— Start —

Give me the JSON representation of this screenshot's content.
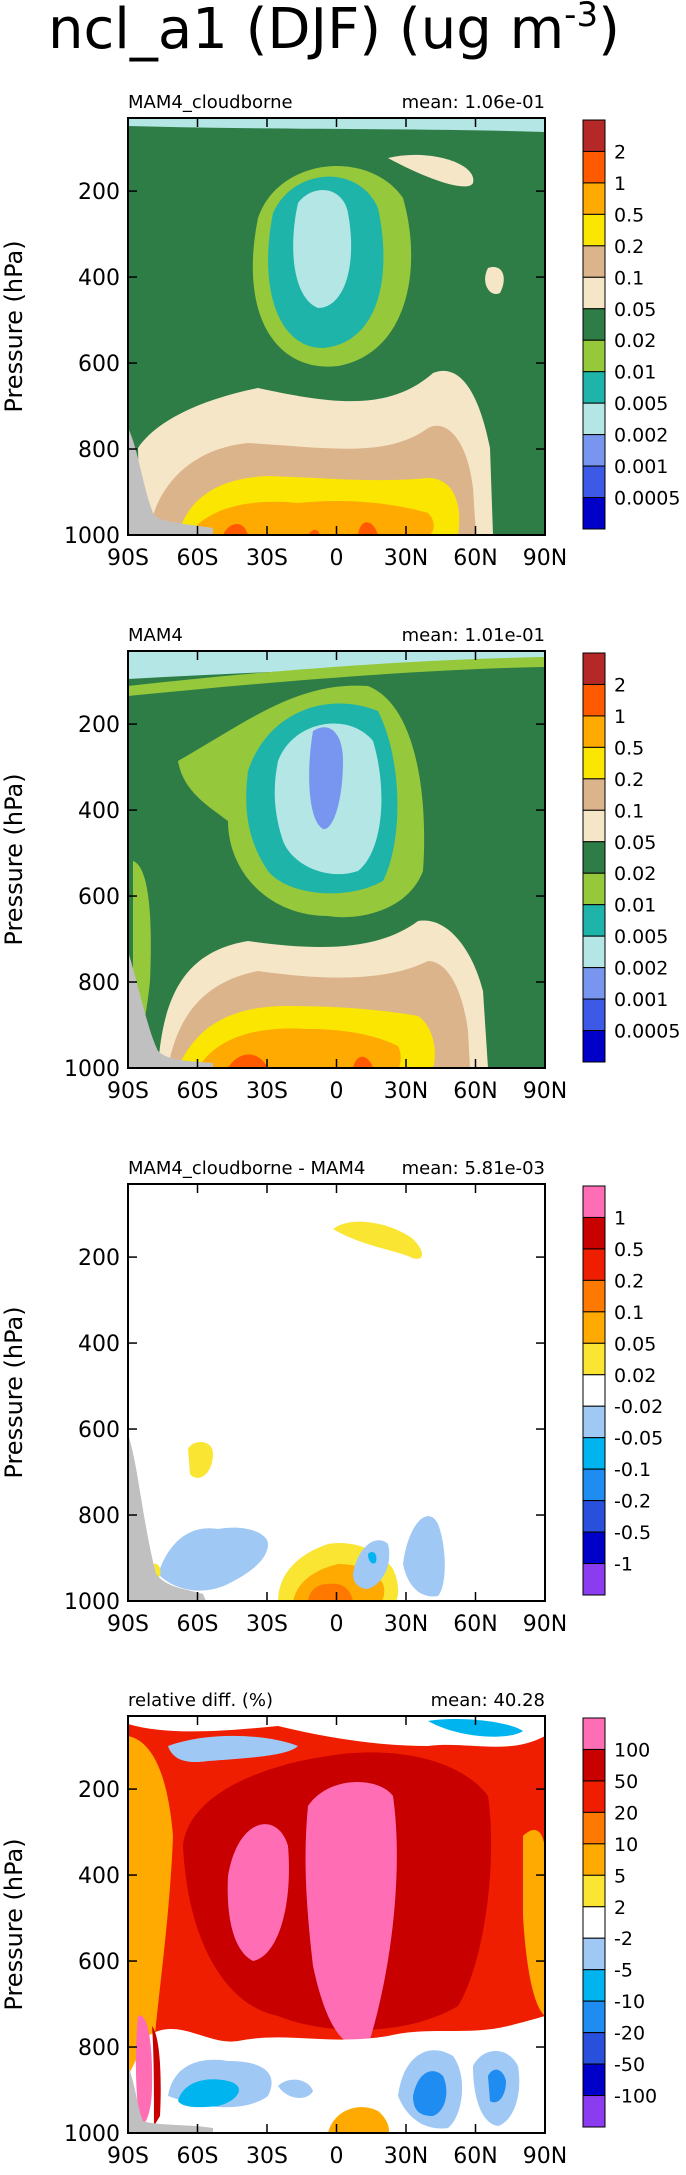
{
  "figure_title": "ncl_a1 (DJF) (ug m",
  "figure_title_sup": "-3",
  "figure_title_end": ")",
  "colors": {
    "abs": [
      "#0000c8",
      "#3c5ae6",
      "#7896f0",
      "#b4e6e6",
      "#1eb4aa",
      "#96c83c",
      "#2e7d46",
      "#f5e6c8",
      "#dcb48c",
      "#fae600",
      "#ffaa00",
      "#ff5a00",
      "#b42828"
    ],
    "diff": [
      "#8c3cf0",
      "#0000c8",
      "#2850dc",
      "#1e8cf0",
      "#00b4f0",
      "#a0c8f5",
      "#ffffff",
      "#fae632",
      "#ffaa00",
      "#ff7800",
      "#f01e00",
      "#c80000",
      "#ff6eb4"
    ],
    "missing": "#c0c0c0"
  },
  "chart_data": [
    {
      "type": "heatmap",
      "panel_title": "MAM4_cloudborne",
      "mean_label": "mean: 1.06e-01",
      "xlabel": "",
      "ylabel": "Pressure (hPa)",
      "x_ticks": [
        "90S",
        "60S",
        "30S",
        "0",
        "30N",
        "60N",
        "90N"
      ],
      "x_tick_values": [
        -90,
        -60,
        -30,
        0,
        30,
        60,
        90
      ],
      "y_ticks": [
        "200",
        "400",
        "600",
        "800",
        "1000"
      ],
      "y_tick_values": [
        200,
        400,
        600,
        800,
        1000
      ],
      "xlim": [
        -90,
        90
      ],
      "ylim": [
        1000,
        30
      ],
      "colorbar_labels": [
        "2",
        "1",
        "0.5",
        "0.2",
        "0.1",
        "0.05",
        "0.02",
        "0.01",
        "0.005",
        "0.002",
        "0.001",
        "0.0005"
      ]
    },
    {
      "type": "heatmap",
      "panel_title": "MAM4",
      "mean_label": "mean: 1.01e-01",
      "xlabel": "",
      "ylabel": "Pressure (hPa)",
      "x_ticks": [
        "90S",
        "60S",
        "30S",
        "0",
        "30N",
        "60N",
        "90N"
      ],
      "x_tick_values": [
        -90,
        -60,
        -30,
        0,
        30,
        60,
        90
      ],
      "y_ticks": [
        "200",
        "400",
        "600",
        "800",
        "1000"
      ],
      "y_tick_values": [
        200,
        400,
        600,
        800,
        1000
      ],
      "xlim": [
        -90,
        90
      ],
      "ylim": [
        1000,
        30
      ],
      "colorbar_labels": [
        "2",
        "1",
        "0.5",
        "0.2",
        "0.1",
        "0.05",
        "0.02",
        "0.01",
        "0.005",
        "0.002",
        "0.001",
        "0.0005"
      ]
    },
    {
      "type": "heatmap",
      "panel_title": "MAM4_cloudborne - MAM4",
      "mean_label": "mean: 5.81e-03",
      "xlabel": "",
      "ylabel": "Pressure (hPa)",
      "x_ticks": [
        "90S",
        "60S",
        "30S",
        "0",
        "30N",
        "60N",
        "90N"
      ],
      "x_tick_values": [
        -90,
        -60,
        -30,
        0,
        30,
        60,
        90
      ],
      "y_ticks": [
        "200",
        "400",
        "600",
        "800",
        "1000"
      ],
      "y_tick_values": [
        200,
        400,
        600,
        800,
        1000
      ],
      "xlim": [
        -90,
        90
      ],
      "ylim": [
        1000,
        30
      ],
      "colorbar_labels": [
        "1",
        "0.5",
        "0.2",
        "0.1",
        "0.05",
        "0.02",
        "-0.02",
        "-0.05",
        "-0.1",
        "-0.2",
        "-0.5",
        "-1"
      ]
    },
    {
      "type": "heatmap",
      "panel_title": "relative diff. (%)",
      "mean_label": "mean: 40.28",
      "xlabel": "",
      "ylabel": "Pressure (hPa)",
      "x_ticks": [
        "90S",
        "60S",
        "30S",
        "0",
        "30N",
        "60N",
        "90N"
      ],
      "x_tick_values": [
        -90,
        -60,
        -30,
        0,
        30,
        60,
        90
      ],
      "y_ticks": [
        "200",
        "400",
        "600",
        "800",
        "1000"
      ],
      "y_tick_values": [
        200,
        400,
        600,
        800,
        1000
      ],
      "xlim": [
        -90,
        90
      ],
      "ylim": [
        1000,
        30
      ],
      "colorbar_labels": [
        "100",
        "50",
        "20",
        "10",
        "5",
        "2",
        "-2",
        "-5",
        "-10",
        "-20",
        "-50",
        "-100"
      ]
    }
  ]
}
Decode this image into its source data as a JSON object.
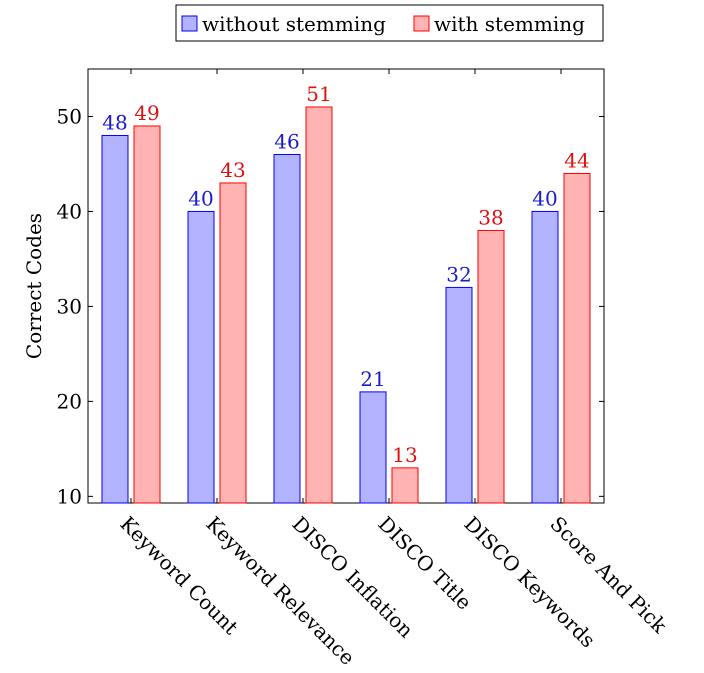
{
  "chart_data": {
    "type": "bar",
    "ylabel": "Correct Codes",
    "ylim": [
      9.3,
      55
    ],
    "yticks": [
      10,
      20,
      30,
      40,
      50
    ],
    "categories": [
      "Keyword Count",
      "Keyword Relevance",
      "DISCO Inflation",
      "DISCO Title",
      "DISCO Keywords",
      "Score And Pick"
    ],
    "series": [
      {
        "name": "without stemming",
        "values": [
          48,
          40,
          46,
          21,
          32,
          40
        ],
        "fill": "#b3b3ff",
        "stroke": "#0000ff",
        "label_color": "#1a1acc"
      },
      {
        "name": "with stemming",
        "values": [
          49,
          43,
          51,
          13,
          38,
          44
        ],
        "fill": "#ffb3b3",
        "stroke": "#ff0000",
        "label_color": "#dd1111"
      }
    ],
    "legend_position": "top",
    "grid": false
  }
}
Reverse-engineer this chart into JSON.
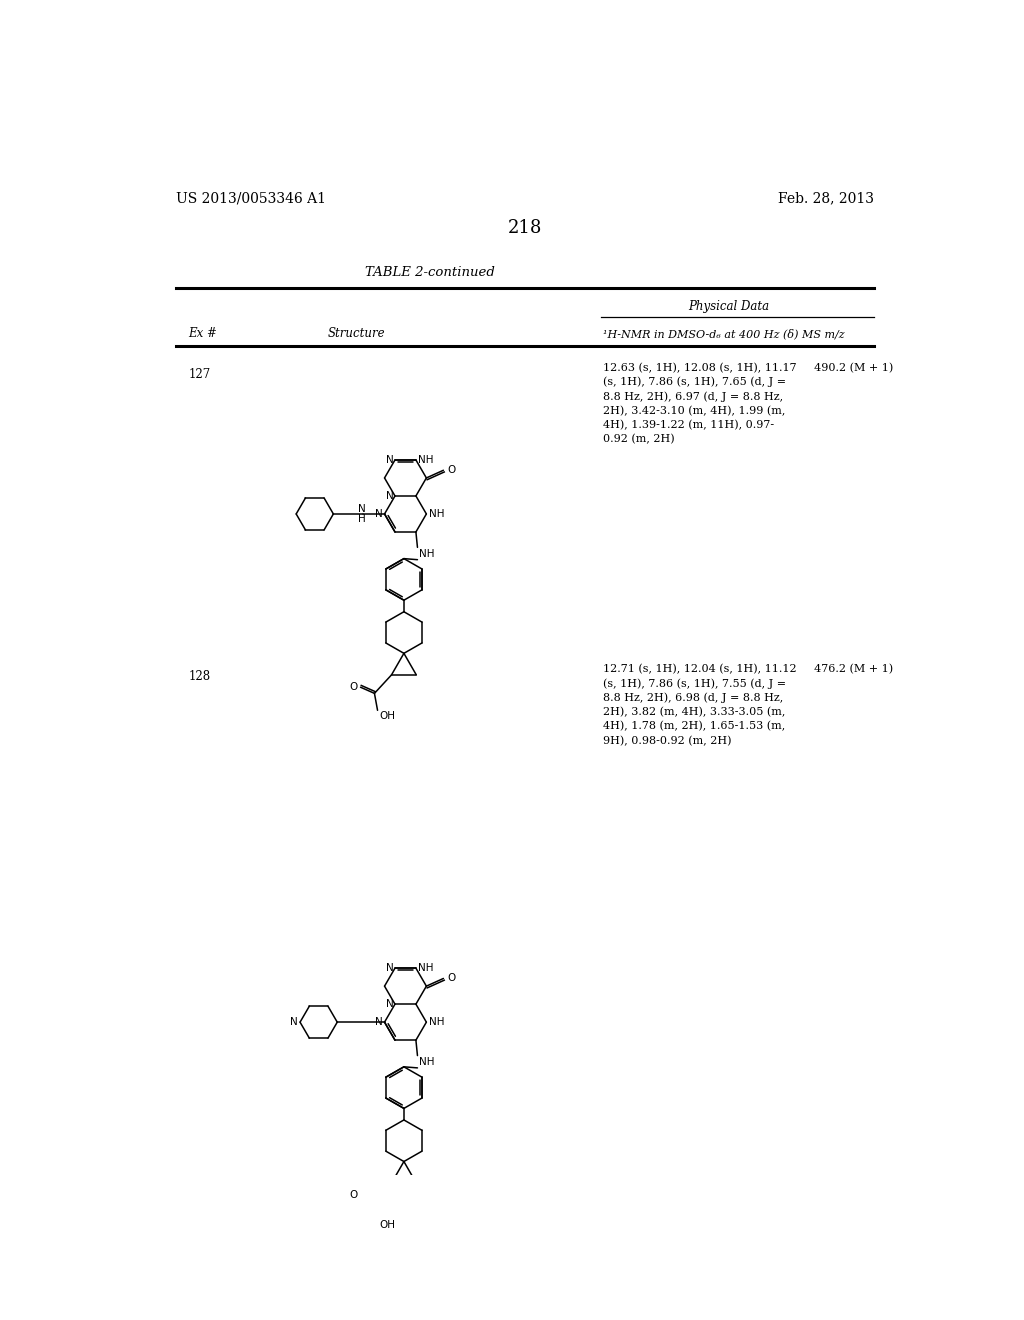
{
  "background_color": "#ffffff",
  "page_number": "218",
  "left_header": "US 2013/0053346 A1",
  "right_header": "Feb. 28, 2013",
  "table_title": "TABLE 2-continued",
  "physical_data_label": "Physical Data",
  "ex_header": "Ex #",
  "struct_header": "Structure",
  "nmr_header": "¹H-NMR in DMSO-d₆ at 400 Hz (δ) MS m/z",
  "entries": [
    {
      "ex_num": "127",
      "nmr_text": "12.63 (s, 1H), 12.08 (s, 1H), 11.17     490.2 (M + 1)\n(s, 1H), 7.86 (s, 1H), 7.65 (d, J =\n8.8 Hz, 2H), 6.97 (d, J = 8.8 Hz,\n2H), 3.42-3.10 (m, 4H), 1.99 (m,\n4H), 1.39-1.22 (m, 11H), 0.97-\n0.92 (m, 2H)"
    },
    {
      "ex_num": "128",
      "nmr_text": "12.71 (s, 1H), 12.04 (s, 1H), 11.12     476.2 (M + 1)\n(s, 1H), 7.86 (s, 1H), 7.55 (d, J =\n8.8 Hz, 2H), 6.98 (d, J = 8.8 Hz,\n2H), 3.82 (m, 4H), 3.33-3.05 (m,\n4H), 1.78 (m, 2H), 1.65-1.53 (m,\n9H), 0.98-0.92 (m, 2H)"
    }
  ]
}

— End —

Problem to solve = Write out again every line above exactly as given; the pictures do not belong in the copy.

Answer to this exercise =
Give me the JSON representation of this screenshot's content.
{
  "figure_title": "ncl_a1 (DJF) (ug m",
  "figure_title_sup": "-3",
  "figure_title_end": ")",
  "colors": {
    "abs": [
      "#0000c8",
      "#3c5ae6",
      "#7896f0",
      "#b4e6e6",
      "#1eb4aa",
      "#96c83c",
      "#2e7d46",
      "#f5e6c8",
      "#dcb48c",
      "#fae600",
      "#ffaa00",
      "#ff5a00",
      "#b42828"
    ],
    "diff": [
      "#8c3cf0",
      "#0000c8",
      "#2850dc",
      "#1e8cf0",
      "#00b4f0",
      "#a0c8f5",
      "#ffffff",
      "#fae632",
      "#ffaa00",
      "#ff7800",
      "#f01e00",
      "#c80000",
      "#ff6eb4"
    ],
    "missing": "#c0c0c0"
  },
  "chart_data": [
    {
      "type": "heatmap",
      "panel_title": "MAM4_cloudborne",
      "mean_label": "mean: 1.06e-01",
      "xlabel": "",
      "ylabel": "Pressure (hPa)",
      "x_ticks": [
        "90S",
        "60S",
        "30S",
        "0",
        "30N",
        "60N",
        "90N"
      ],
      "x_tick_values": [
        -90,
        -60,
        -30,
        0,
        30,
        60,
        90
      ],
      "y_ticks": [
        "200",
        "400",
        "600",
        "800",
        "1000"
      ],
      "y_tick_values": [
        200,
        400,
        600,
        800,
        1000
      ],
      "xlim": [
        -90,
        90
      ],
      "ylim": [
        1000,
        30
      ],
      "colorbar_labels": [
        "2",
        "1",
        "0.5",
        "0.2",
        "0.1",
        "0.05",
        "0.02",
        "0.01",
        "0.005",
        "0.002",
        "0.001",
        "0.0005"
      ]
    },
    {
      "type": "heatmap",
      "panel_title": "MAM4",
      "mean_label": "mean: 1.01e-01",
      "xlabel": "",
      "ylabel": "Pressure (hPa)",
      "x_ticks": [
        "90S",
        "60S",
        "30S",
        "0",
        "30N",
        "60N",
        "90N"
      ],
      "x_tick_values": [
        -90,
        -60,
        -30,
        0,
        30,
        60,
        90
      ],
      "y_ticks": [
        "200",
        "400",
        "600",
        "800",
        "1000"
      ],
      "y_tick_values": [
        200,
        400,
        600,
        800,
        1000
      ],
      "xlim": [
        -90,
        90
      ],
      "ylim": [
        1000,
        30
      ],
      "colorbar_labels": [
        "2",
        "1",
        "0.5",
        "0.2",
        "0.1",
        "0.05",
        "0.02",
        "0.01",
        "0.005",
        "0.002",
        "0.001",
        "0.0005"
      ]
    },
    {
      "type": "heatmap",
      "panel_title": "MAM4_cloudborne - MAM4",
      "mean_label": "mean: 5.81e-03",
      "xlabel": "",
      "ylabel": "Pressure (hPa)",
      "x_ticks": [
        "90S",
        "60S",
        "30S",
        "0",
        "30N",
        "60N",
        "90N"
      ],
      "x_tick_values": [
        -90,
        -60,
        -30,
        0,
        30,
        60,
        90
      ],
      "y_ticks": [
        "200",
        "400",
        "600",
        "800",
        "1000"
      ],
      "y_tick_values": [
        200,
        400,
        600,
        800,
        1000
      ],
      "xlim": [
        -90,
        90
      ],
      "ylim": [
        1000,
        30
      ],
      "colorbar_labels": [
        "1",
        "0.5",
        "0.2",
        "0.1",
        "0.05",
        "0.02",
        "-0.02",
        "-0.05",
        "-0.1",
        "-0.2",
        "-0.5",
        "-1"
      ]
    },
    {
      "type": "heatmap",
      "panel_title": "relative diff. (%)",
      "mean_label": "mean: 40.28",
      "xlabel": "",
      "ylabel": "Pressure (hPa)",
      "x_ticks": [
        "90S",
        "60S",
        "30S",
        "0",
        "30N",
        "60N",
        "90N"
      ],
      "x_tick_values": [
        -90,
        -60,
        -30,
        0,
        30,
        60,
        90
      ],
      "y_ticks": [
        "200",
        "400",
        "600",
        "800",
        "1000"
      ],
      "y_tick_values": [
        200,
        400,
        600,
        800,
        1000
      ],
      "xlim": [
        -90,
        90
      ],
      "ylim": [
        1000,
        30
      ],
      "colorbar_labels": [
        "100",
        "50",
        "20",
        "10",
        "5",
        "2",
        "-2",
        "-5",
        "-10",
        "-20",
        "-50",
        "-100"
      ]
    }
  ]
}
Decode this image into its source data as a JSON object.
{
  "chart_data": {
    "type": "bar",
    "ylabel": "Correct Codes",
    "ylim": [
      9.3,
      55
    ],
    "yticks": [
      10,
      20,
      30,
      40,
      50
    ],
    "categories": [
      "Keyword Count",
      "Keyword Relevance",
      "DISCO Inflation",
      "DISCO Title",
      "DISCO Keywords",
      "Score And Pick"
    ],
    "series": [
      {
        "name": "without stemming",
        "values": [
          48,
          40,
          46,
          21,
          32,
          40
        ],
        "fill": "#b3b3ff",
        "stroke": "#0000ff",
        "label_color": "#1a1acc"
      },
      {
        "name": "with stemming",
        "values": [
          49,
          43,
          51,
          13,
          38,
          44
        ],
        "fill": "#ffb3b3",
        "stroke": "#ff0000",
        "label_color": "#dd1111"
      }
    ],
    "legend_position": "top",
    "grid": false
  }
}
Reverse-engineer this chart into JSON.
{
  "background_color": "#ffffff",
  "page_number": "218",
  "left_header": "US 2013/0053346 A1",
  "right_header": "Feb. 28, 2013",
  "table_title": "TABLE 2-continued",
  "physical_data_label": "Physical Data",
  "ex_header": "Ex #",
  "struct_header": "Structure",
  "nmr_header": "¹H-NMR in DMSO-d₆ at 400 Hz (δ) MS m/z",
  "entries": [
    {
      "ex_num": "127",
      "nmr_text": "12.63 (s, 1H), 12.08 (s, 1H), 11.17     490.2 (M + 1)\n(s, 1H), 7.86 (s, 1H), 7.65 (d, J =\n8.8 Hz, 2H), 6.97 (d, J = 8.8 Hz,\n2H), 3.42-3.10 (m, 4H), 1.99 (m,\n4H), 1.39-1.22 (m, 11H), 0.97-\n0.92 (m, 2H)"
    },
    {
      "ex_num": "128",
      "nmr_text": "12.71 (s, 1H), 12.04 (s, 1H), 11.12     476.2 (M + 1)\n(s, 1H), 7.86 (s, 1H), 7.55 (d, J =\n8.8 Hz, 2H), 6.98 (d, J = 8.8 Hz,\n2H), 3.82 (m, 4H), 3.33-3.05 (m,\n4H), 1.78 (m, 2H), 1.65-1.53 (m,\n9H), 0.98-0.92 (m, 2H)"
    }
  ]
}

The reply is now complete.